[START OF Input for this task]

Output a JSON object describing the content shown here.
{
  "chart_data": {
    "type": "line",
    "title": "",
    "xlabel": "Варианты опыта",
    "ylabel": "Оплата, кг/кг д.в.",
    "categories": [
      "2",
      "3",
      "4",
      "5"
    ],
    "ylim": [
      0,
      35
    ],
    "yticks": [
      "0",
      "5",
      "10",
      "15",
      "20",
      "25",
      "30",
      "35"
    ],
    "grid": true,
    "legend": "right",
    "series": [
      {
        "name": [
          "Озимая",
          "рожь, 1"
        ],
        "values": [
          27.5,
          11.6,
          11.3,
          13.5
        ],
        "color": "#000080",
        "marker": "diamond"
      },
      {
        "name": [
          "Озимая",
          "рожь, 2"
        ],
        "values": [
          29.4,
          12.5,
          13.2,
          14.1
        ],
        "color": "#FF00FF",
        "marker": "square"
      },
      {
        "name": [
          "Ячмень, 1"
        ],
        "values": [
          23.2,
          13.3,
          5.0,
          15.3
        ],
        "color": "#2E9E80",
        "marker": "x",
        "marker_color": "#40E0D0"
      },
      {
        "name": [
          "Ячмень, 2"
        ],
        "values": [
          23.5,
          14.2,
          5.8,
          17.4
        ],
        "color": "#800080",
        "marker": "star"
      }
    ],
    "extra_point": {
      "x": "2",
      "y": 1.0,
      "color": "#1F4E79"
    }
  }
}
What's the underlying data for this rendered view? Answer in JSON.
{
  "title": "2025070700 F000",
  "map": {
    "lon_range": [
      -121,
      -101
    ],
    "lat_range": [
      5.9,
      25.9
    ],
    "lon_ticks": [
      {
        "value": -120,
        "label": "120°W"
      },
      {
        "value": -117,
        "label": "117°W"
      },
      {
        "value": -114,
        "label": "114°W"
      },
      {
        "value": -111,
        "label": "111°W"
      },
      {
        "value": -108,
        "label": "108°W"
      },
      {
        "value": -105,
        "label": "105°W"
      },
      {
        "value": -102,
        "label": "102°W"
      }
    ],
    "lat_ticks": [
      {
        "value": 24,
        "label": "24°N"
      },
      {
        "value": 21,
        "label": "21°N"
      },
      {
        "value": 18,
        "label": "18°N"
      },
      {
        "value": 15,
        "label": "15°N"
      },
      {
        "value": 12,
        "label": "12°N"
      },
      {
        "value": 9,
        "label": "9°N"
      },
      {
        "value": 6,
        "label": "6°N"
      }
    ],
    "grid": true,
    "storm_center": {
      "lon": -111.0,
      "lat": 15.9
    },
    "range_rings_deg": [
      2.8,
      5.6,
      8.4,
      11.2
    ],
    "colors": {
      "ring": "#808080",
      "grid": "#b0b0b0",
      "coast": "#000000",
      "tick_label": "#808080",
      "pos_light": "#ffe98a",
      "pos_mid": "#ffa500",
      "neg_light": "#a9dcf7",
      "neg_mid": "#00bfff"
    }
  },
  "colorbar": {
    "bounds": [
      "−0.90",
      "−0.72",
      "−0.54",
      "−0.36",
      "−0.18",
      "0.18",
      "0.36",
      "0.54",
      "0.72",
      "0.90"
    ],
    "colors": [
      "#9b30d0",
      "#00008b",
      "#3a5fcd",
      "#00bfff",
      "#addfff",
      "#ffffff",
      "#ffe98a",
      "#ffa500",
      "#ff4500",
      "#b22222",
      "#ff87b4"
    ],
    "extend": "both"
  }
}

[END OF Input for this task]

Exercise brief - Search the data for the word "JSON" and copy each line where it appears.

Task response -
Output a JSON object describing the content shown here.
What's the underlying data for this rendered view? Answer in JSON.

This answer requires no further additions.